- _DIRECTION_
Report each line of the listing below that contains the string "flier", copying every such line in full.
┄┄┄┄┄┄┄┄┄┄
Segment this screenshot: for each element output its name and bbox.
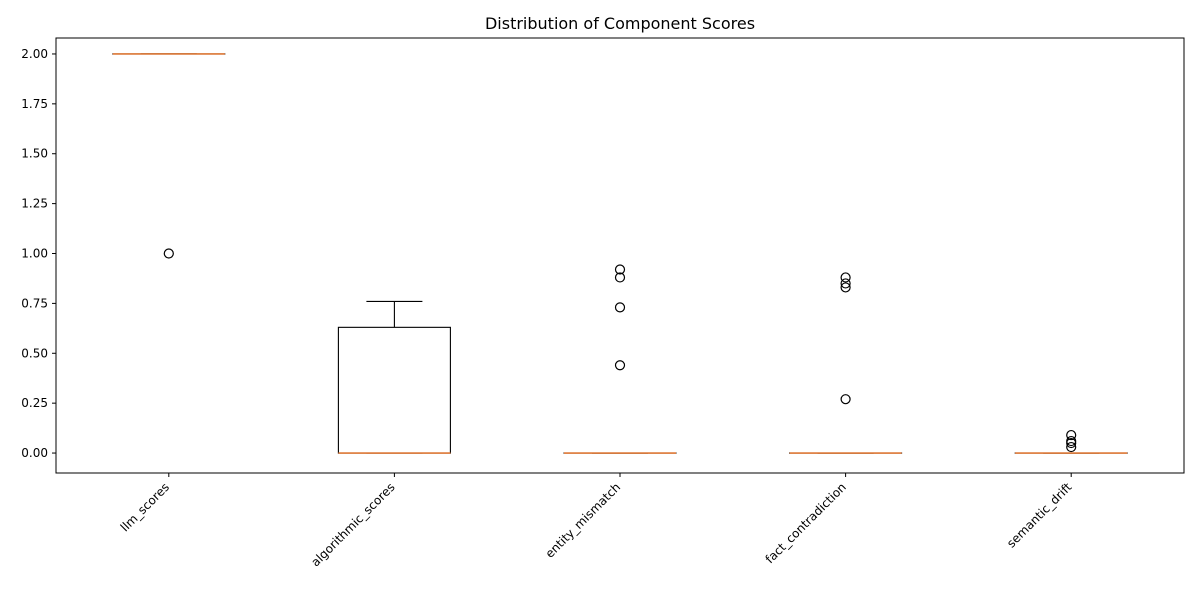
flier-point xyxy=(614,272,626,283)
y-tick-label: 1.75 xyxy=(21,97,48,111)
y-tick-label: 0.50 xyxy=(21,346,48,360)
boxes xyxy=(112,53,1128,454)
flier-point xyxy=(163,248,174,259)
flier-point xyxy=(1066,429,1077,441)
flier-point xyxy=(1066,441,1077,453)
y-tick-label: 0.25 xyxy=(21,396,48,410)
flier-point xyxy=(840,272,851,283)
box-iqr xyxy=(337,326,451,454)
flier-point xyxy=(840,394,851,405)
y-axis: 0.00 0.25 0.50 0.75 1.00 1.25 1.50 1.75 2.00 xyxy=(21,47,56,460)
y-tick-label: 1.00 xyxy=(21,247,48,261)
x-tick-label: semantic_drift xyxy=(1004,480,1075,551)
box-group-fact_contradiction xyxy=(789,272,903,454)
plot-area xyxy=(55,37,1185,474)
chart-title: Distribution of Component Scores xyxy=(485,14,755,33)
box-group-entity_mismatch xyxy=(563,264,677,454)
x-tick-label: llm_scores xyxy=(118,480,172,534)
flier-point xyxy=(840,282,851,293)
flier-point xyxy=(614,302,626,313)
box-group-algorithmic_scores xyxy=(337,300,451,454)
y-tick-label: 0.75 xyxy=(21,296,48,310)
y-tick-label: 2.00 xyxy=(21,47,48,61)
flier-point xyxy=(614,360,626,371)
y-tick-label: 0.00 xyxy=(21,446,48,460)
x-tick-label: entity_mismatch xyxy=(543,480,624,561)
x-axis: llm_scores algorithmic_scores entity_misma… xyxy=(118,473,1075,569)
y-tick-label: 1.50 xyxy=(21,147,48,161)
flier-point xyxy=(840,278,851,289)
y-tick-label: 1.25 xyxy=(21,197,48,211)
box-group-semantic_drift xyxy=(1014,429,1128,454)
box-group-llm_scores xyxy=(112,53,226,259)
x-tick-label: algorithmic_scores xyxy=(308,480,397,569)
flier-point xyxy=(1066,435,1077,447)
flier-point xyxy=(614,264,626,275)
x-tick-label: fact_contradiction xyxy=(763,480,849,566)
┄┄┄┄┄┄┄┄┄┄
- _ANSWER FOR THE TASK_
flier-point xyxy=(614,272,626,283)
flier-point xyxy=(163,248,174,259)
flier-point xyxy=(1066,429,1077,441)
flier-point xyxy=(1066,441,1077,453)
flier-point xyxy=(840,272,851,283)
flier-point xyxy=(840,394,851,405)
flier-point xyxy=(840,282,851,293)
flier-point xyxy=(614,302,626,313)
flier-point xyxy=(614,360,626,371)
flier-point xyxy=(840,278,851,289)
flier-point xyxy=(1066,435,1077,447)
flier-point xyxy=(614,264,626,275)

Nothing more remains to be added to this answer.